É o caso de Letícia de Araújo Benigno, de 23 anos. A estudante tentou abrir um negócio de caldos e petiscos na Vila Planalto. Apesar de abrir o estabelecimento em meio a pandemia, em outubro do ano passado, o estabelecimento começou com um bom rendimento, estando sempre com bom movimento, já que seguia todos os protocolos de segurança.
Porém, devido às mudanças das regras de abertura dos comércios, acabou sendo prejudicada quando houve o decreto de fechamento. Segundo ela, mesmo tentando a opção de delivery para manter o estabelecimento, não conseguiu se manter, e acabou fechando: "A pandemia dificultou nosso equilíbrio nas finanças. Tentamos o delivery, porém não deu certo pois a demanda era muito pouca e o gasto na mão de obra era mais cara então não compensou muito para nós".
Estratégias
O professor aconselha que algumas das alternativas para essas empresas são a venda por redes sociais e inovar no marketing: “O primeiro passo é investir em conhecer o cliente, no momento em que você conhece seu cliente, custa mais barato manter o cliente que você já tem que conquistar o cliente novo. Para isso tem muitas ferramentas”.
E também é preciso se planejar para investir em serviços mais caros, mas que podem oferecer um retorno melhor: “Obviamente para o pequeno e médio mais organizado, há ferramentas mais interessantes de venda e gerenciamento de negócios”. Algumas dessas inovações são programas de resposta automática padrão e serviços de pesquisa de público, que entregam um perfil detalhado de prováveis clientes.
Outro ponto importante, especialmente para os negócios familiares, é aprender a separar o uso pessoal do profissional nas redes sociais. “Não pode misturar as coisas. No seu perfil pessoal, você coloca sua família, coloca detalhes da sua vida, mas no perfil profissional isso atrapalha a credibilidade dos negócios”, comenta o superintendente do Sebrae-DF.
Ele faz um paralelo com as pessoas que estão em home office. “A gente recomenda muito para pessoas que trabalham em casa para reservar um espaço que é profissional, um horário de trabalho. É a mesma coisa para os canais digitais, você precisa separar bem os perfis para não gerar uma má impressão nos clientes”, coloca Valdir Oliveira.
Um conselho dado pelo especialista, é que os empreendedores de qualquer porte se habituem a um modelo híbrido de negócios. “As coisas não vão voltar a ser como antes. Uma parte do público que dava mais valor à experiência do cliente, que é ir até o local, ver, comprar, acabou precisando se habituar aos meios digitais. Mesmo quando o funcionamento presencial for normalizado, essa vai ser a principal forma de chegar a novos consumidores”, coloca.

■ EXERCÍCIOS:
1/ Responda com base no texto sobre pequenos negócios na pandemia:
(a) Em que mês a estudante abriu o estabelecimento de caldos e petiscos?
(b) Quais inovações são citadas como exemplos de ferramentas de venda e gerenciamento?
(c) A que modelo de negócios o especialista aconselha os empreendedores a se habituarem?
2/ Prossiga o texto sobre pequenos negócios na pandemia a partir do ponto em que ele termina.
Os registros não têm nenhum papel nestas atividades.

Registros de dados salvos
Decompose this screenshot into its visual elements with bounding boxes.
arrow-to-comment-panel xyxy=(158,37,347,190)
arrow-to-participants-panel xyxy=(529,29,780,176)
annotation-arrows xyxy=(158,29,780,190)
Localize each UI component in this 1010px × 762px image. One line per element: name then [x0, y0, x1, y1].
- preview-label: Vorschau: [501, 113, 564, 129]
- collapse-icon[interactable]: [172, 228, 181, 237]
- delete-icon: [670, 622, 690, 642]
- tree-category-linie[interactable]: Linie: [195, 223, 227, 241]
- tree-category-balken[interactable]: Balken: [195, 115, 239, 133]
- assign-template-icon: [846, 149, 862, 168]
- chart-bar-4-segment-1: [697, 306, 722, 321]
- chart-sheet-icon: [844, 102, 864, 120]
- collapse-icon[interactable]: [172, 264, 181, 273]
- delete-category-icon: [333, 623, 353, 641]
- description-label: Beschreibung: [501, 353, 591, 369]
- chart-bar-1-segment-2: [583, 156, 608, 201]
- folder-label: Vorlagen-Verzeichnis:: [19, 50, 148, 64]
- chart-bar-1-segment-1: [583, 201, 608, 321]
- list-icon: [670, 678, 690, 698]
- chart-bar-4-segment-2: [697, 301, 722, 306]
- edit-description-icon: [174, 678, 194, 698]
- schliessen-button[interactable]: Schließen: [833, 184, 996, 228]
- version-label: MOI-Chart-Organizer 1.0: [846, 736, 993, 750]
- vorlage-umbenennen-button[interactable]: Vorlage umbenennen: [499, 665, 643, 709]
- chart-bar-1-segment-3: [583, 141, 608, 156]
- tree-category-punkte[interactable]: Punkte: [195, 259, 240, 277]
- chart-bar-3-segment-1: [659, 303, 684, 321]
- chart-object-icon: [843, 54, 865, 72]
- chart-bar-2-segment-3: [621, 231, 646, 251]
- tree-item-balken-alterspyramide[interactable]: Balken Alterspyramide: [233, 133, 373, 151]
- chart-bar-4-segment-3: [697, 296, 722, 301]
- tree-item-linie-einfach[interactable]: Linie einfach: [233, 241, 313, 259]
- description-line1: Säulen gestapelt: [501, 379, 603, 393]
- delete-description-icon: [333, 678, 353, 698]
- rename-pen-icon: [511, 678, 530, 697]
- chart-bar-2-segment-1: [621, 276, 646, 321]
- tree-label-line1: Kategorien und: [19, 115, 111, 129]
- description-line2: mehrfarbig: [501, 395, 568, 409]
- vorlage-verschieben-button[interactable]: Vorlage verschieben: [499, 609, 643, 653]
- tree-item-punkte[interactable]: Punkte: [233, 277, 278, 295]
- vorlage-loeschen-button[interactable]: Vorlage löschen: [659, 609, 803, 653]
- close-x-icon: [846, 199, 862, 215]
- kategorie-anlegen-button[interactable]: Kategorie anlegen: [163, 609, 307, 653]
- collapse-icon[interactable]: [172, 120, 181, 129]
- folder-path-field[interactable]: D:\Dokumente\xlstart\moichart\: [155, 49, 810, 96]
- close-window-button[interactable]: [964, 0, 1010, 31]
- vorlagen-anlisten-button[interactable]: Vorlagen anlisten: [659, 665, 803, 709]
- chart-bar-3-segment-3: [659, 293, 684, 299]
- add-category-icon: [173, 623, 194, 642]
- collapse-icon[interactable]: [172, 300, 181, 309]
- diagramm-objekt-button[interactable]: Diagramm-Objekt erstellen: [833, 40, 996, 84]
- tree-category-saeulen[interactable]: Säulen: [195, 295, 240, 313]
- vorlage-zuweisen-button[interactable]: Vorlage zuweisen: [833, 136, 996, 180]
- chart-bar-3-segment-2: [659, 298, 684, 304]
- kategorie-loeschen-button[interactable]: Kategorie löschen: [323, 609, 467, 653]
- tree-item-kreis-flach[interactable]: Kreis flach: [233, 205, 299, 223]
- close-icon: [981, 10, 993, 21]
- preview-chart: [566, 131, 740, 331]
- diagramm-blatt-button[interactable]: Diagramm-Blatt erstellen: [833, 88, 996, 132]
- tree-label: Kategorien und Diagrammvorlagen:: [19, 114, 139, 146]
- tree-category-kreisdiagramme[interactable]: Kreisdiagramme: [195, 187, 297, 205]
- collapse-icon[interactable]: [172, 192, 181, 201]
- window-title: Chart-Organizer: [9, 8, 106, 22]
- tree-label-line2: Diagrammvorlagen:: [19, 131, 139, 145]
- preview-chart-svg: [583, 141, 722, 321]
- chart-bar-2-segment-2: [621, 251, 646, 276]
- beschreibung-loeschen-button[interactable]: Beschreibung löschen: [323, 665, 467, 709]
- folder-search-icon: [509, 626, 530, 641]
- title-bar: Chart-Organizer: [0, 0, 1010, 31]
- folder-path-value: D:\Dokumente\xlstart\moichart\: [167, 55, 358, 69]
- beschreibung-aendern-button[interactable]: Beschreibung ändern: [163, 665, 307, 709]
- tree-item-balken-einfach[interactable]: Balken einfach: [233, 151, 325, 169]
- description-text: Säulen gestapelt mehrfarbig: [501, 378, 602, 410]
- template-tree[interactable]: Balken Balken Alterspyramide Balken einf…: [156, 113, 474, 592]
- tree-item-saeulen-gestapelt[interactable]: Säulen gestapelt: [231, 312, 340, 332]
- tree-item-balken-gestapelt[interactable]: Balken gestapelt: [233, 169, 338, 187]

■ RESPOSTAS DOS EXERCÍCIOS:
1/
(a) Em outubro do ano passado.
(b) Programas de resposta automática padrão e serviços de pesquisa de público.
(c) A um modelo híbrido de negócios.

2/
Para encontrar formas mais compatíveis com a possibilidade de cada empresa, Oliveira recomenda que os donos de negócios busquem ajuda profissional. “O próprio Sebrae oferece consultorias e cursos gratuitos para a transformação digital. Isso é fundamental para que você possa compreender como usar esse canal”, orienta.
Finanças
Para os problemas financeiros, entretanto, as soluções parecem mais distantes e dependem menos de iniciativas individuais. “Quando o governo anunciou que facilitaria o acesso ao crédito, já era tarde. Muitos empresários já estavam endividados e, quando ouvia que era dono de restaurante, o banco não queria nem nos receber”, lembra Jael Antonio da Silva do Sindhobar.
Segundo ele, mais que medidas que postergam dívidas, o setor precisa de um incentivo fiscal real para voltar a se aquecer. “Nós não tivemos nenhum subsídio, mas tudo está mais caro, o gás, os insumos, a gasolina. O aluguel reajustado pelo IGPM fez com que muitas pessoas tivessem que entregar o local porque, se o proprietário não tem consciência do momento, e muitos não têm, você acaba com um aluguel que não consegue pagar”, lembra.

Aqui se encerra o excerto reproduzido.